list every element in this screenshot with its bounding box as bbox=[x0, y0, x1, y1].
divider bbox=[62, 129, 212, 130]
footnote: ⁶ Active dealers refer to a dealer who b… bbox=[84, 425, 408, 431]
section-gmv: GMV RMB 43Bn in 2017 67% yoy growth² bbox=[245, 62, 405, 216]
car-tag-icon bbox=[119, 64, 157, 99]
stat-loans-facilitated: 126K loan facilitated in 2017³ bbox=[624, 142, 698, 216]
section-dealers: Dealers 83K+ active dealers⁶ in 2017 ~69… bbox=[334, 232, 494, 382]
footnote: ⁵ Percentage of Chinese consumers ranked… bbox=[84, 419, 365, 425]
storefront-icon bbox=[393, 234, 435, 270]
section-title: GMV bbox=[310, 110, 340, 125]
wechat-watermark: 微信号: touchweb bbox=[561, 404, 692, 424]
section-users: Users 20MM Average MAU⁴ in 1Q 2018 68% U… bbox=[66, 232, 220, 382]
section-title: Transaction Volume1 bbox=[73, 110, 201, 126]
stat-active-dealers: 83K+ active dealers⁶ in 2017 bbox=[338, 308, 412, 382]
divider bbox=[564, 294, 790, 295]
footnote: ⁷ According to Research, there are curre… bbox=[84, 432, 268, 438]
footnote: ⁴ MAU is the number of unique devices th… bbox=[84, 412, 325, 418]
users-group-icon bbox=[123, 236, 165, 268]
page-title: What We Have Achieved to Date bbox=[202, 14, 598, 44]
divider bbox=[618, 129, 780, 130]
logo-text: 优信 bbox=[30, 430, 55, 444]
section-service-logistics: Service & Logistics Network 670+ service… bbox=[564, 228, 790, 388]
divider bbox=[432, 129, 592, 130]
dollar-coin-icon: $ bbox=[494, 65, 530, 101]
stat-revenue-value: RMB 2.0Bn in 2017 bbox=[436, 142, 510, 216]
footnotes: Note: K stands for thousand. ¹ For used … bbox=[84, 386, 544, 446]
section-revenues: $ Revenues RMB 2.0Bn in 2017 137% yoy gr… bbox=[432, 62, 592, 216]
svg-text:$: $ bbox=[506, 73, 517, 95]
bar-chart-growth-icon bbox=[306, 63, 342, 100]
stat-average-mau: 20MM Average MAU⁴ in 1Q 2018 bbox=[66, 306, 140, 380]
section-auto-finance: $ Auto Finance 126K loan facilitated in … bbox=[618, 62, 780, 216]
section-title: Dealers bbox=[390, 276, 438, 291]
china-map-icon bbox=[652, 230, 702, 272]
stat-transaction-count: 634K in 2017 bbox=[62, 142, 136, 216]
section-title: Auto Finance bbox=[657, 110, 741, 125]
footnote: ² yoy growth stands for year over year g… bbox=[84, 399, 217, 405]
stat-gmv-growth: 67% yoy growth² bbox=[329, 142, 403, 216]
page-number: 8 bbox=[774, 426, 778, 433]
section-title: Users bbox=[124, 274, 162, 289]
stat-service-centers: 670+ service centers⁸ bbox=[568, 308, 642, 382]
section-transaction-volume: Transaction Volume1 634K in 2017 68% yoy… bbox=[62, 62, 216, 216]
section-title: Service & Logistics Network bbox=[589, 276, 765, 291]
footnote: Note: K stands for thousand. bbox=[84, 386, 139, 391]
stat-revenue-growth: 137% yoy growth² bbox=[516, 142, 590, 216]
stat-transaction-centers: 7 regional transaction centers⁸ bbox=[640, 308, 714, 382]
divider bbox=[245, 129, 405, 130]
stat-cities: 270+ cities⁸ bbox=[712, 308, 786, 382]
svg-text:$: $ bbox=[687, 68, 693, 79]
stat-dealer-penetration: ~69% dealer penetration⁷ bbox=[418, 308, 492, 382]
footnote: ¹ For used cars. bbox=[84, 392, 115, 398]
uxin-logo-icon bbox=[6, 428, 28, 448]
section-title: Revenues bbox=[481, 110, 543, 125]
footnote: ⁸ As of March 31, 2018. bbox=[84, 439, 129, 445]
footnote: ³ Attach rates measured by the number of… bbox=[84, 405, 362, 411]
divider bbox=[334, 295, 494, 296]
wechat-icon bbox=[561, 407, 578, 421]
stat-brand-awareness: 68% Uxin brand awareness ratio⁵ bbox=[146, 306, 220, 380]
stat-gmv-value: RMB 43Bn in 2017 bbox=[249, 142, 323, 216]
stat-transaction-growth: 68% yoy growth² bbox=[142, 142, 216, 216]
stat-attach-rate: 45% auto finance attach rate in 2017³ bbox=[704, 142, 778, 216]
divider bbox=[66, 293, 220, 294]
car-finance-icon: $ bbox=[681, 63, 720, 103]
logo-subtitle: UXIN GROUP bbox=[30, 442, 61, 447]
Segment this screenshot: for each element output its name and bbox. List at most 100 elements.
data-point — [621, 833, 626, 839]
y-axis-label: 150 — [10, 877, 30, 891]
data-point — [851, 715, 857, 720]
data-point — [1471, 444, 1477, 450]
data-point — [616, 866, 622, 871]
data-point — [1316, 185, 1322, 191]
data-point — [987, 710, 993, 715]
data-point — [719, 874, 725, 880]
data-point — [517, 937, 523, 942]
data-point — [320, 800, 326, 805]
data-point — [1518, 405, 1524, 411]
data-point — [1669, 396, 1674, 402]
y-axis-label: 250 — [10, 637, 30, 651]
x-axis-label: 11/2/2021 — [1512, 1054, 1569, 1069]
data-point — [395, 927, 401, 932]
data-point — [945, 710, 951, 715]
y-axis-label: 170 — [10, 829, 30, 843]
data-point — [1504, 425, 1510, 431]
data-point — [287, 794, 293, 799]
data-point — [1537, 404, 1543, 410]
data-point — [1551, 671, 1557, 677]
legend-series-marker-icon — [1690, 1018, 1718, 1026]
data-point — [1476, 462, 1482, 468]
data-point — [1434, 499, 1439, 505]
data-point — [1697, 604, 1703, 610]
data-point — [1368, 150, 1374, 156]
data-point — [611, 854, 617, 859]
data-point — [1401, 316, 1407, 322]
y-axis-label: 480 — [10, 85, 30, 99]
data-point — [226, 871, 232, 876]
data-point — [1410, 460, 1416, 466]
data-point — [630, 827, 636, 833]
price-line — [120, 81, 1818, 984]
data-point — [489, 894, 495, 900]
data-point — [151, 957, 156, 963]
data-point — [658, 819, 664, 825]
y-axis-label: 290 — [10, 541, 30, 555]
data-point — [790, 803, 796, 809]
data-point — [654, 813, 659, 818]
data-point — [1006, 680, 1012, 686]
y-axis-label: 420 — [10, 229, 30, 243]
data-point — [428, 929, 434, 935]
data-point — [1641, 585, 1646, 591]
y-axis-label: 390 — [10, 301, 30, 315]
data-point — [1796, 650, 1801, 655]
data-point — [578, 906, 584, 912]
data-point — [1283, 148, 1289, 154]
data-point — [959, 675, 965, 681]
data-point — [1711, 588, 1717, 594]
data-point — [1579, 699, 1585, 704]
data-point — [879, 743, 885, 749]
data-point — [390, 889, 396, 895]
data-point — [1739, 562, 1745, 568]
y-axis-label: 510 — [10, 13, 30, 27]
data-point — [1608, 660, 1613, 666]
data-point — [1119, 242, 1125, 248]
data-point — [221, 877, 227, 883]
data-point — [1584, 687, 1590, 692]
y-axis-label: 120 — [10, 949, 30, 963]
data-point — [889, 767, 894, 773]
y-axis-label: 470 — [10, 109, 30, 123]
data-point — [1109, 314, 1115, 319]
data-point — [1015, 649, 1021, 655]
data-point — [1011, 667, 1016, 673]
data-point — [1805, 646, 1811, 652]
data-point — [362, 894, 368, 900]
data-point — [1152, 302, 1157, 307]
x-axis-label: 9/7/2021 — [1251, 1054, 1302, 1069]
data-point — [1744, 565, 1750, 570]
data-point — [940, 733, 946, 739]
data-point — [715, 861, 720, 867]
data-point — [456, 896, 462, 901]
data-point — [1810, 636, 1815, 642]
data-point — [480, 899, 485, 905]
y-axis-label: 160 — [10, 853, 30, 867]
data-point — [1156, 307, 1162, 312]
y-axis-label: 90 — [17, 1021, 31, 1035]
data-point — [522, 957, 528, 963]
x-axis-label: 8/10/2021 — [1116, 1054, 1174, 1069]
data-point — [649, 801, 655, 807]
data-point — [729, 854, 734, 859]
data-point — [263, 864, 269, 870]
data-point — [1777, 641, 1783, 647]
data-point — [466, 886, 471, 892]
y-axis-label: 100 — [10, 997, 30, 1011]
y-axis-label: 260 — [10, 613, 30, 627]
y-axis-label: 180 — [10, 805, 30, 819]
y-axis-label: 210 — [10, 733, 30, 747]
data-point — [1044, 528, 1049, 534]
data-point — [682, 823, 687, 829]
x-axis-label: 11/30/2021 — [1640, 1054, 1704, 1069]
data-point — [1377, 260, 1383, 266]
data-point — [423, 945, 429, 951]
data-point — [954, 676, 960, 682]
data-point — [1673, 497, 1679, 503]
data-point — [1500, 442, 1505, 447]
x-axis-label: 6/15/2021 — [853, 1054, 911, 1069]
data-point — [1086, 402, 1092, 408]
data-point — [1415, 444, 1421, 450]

Task instructions: Update everything from the start of the records down to the line containing "stat-revenue-value: RMB 2.0Bn", changing "divider" to "separator" and leaving all else unchanged.

Task output:
list every element in this screenshot with its bounding box as bbox=[x0, y0, x1, y1].
separator bbox=[62, 129, 212, 130]
footnote: ⁶ Active dealers refer to a dealer who b… bbox=[84, 425, 408, 431]
section-gmv: GMV RMB 43Bn in 2017 67% yoy growth² bbox=[245, 62, 405, 216]
car-tag-icon bbox=[119, 64, 157, 99]
stat-loans-facilitated: 126K loan facilitated in 2017³ bbox=[624, 142, 698, 216]
section-dealers: Dealers 83K+ active dealers⁶ in 2017 ~69… bbox=[334, 232, 494, 382]
footnote: ⁵ Percentage of Chinese consumers ranked… bbox=[84, 419, 365, 425]
storefront-icon bbox=[393, 234, 435, 270]
section-title: GMV bbox=[310, 110, 340, 125]
wechat-watermark: 微信号: touchweb bbox=[561, 404, 692, 424]
section-users: Users 20MM Average MAU⁴ in 1Q 2018 68% U… bbox=[66, 232, 220, 382]
section-title: Transaction Volume1 bbox=[73, 110, 201, 126]
stat-active-dealers: 83K+ active dealers⁶ in 2017 bbox=[338, 308, 412, 382]
separator bbox=[564, 294, 790, 295]
footnote: ⁷ According to Research, there are curre… bbox=[84, 432, 268, 438]
footnote: ⁴ MAU is the number of unique devices th… bbox=[84, 412, 325, 418]
users-group-icon bbox=[123, 236, 165, 268]
page-title: What We Have Achieved to Date bbox=[202, 14, 598, 44]
separator bbox=[618, 129, 780, 130]
logo-text: 优信 bbox=[30, 430, 55, 444]
section-service-logistics: Service & Logistics Network 670+ service… bbox=[564, 228, 790, 388]
separator bbox=[432, 129, 592, 130]
dollar-coin-icon: $ bbox=[494, 65, 530, 101]
stat-revenue-value: RMB 2.0Bn in 2017 bbox=[436, 142, 510, 216]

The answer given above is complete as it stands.